* [Work to complete]: Search the data below for "CATV"; list each line that holds it.

[Entries with figure data]
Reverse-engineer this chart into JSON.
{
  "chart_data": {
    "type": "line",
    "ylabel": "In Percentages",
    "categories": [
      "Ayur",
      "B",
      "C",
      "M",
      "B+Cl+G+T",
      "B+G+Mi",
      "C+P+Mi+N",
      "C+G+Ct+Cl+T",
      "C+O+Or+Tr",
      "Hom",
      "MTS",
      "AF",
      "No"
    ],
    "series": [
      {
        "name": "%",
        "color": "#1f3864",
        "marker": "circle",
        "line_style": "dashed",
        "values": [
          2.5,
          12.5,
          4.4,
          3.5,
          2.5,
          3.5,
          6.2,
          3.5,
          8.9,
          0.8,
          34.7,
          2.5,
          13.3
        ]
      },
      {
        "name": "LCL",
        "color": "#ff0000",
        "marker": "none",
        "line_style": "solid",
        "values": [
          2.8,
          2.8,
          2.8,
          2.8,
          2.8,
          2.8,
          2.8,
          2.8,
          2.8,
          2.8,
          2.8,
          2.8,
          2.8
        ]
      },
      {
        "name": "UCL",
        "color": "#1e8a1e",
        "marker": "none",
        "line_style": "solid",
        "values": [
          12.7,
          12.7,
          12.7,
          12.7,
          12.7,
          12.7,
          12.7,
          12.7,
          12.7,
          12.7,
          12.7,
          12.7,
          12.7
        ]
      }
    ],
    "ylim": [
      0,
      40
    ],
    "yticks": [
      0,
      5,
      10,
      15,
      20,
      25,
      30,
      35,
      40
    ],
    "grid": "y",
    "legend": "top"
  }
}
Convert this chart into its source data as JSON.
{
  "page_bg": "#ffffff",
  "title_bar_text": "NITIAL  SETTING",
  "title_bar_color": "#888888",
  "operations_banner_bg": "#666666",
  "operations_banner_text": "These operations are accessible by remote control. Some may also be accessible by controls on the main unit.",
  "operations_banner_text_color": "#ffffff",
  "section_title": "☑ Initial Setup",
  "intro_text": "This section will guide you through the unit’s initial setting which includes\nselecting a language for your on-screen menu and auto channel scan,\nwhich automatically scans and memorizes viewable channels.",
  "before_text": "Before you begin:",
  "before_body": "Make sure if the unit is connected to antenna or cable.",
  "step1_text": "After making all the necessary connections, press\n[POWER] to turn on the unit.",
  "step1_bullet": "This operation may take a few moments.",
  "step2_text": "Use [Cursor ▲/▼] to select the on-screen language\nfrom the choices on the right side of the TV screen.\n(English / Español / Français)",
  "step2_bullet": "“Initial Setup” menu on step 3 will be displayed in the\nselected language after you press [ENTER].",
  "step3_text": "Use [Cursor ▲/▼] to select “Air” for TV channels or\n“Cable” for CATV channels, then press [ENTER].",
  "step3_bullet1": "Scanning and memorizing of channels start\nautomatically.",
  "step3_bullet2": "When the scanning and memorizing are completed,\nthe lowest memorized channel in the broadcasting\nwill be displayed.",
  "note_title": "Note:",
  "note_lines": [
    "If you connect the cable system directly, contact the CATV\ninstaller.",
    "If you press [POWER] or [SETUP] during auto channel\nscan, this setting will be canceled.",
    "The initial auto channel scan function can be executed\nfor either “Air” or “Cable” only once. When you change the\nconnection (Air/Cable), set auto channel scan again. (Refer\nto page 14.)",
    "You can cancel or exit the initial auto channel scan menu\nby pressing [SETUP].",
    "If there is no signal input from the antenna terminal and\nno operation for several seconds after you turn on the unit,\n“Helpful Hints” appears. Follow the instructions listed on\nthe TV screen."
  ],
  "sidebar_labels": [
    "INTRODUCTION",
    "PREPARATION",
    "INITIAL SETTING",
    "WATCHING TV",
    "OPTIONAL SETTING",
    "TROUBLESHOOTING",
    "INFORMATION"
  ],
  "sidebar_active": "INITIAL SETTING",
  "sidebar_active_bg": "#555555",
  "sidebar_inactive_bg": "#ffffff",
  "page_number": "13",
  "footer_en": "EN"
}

* [Response to the task]:
  "step3_text": "Use [Cursor ▲/▼] to select “Air” for TV channels or\n“Cable” for CATV channels, then press [ENTER].",
    "If you connect the cable system directly, contact the CATV\ninstaller.",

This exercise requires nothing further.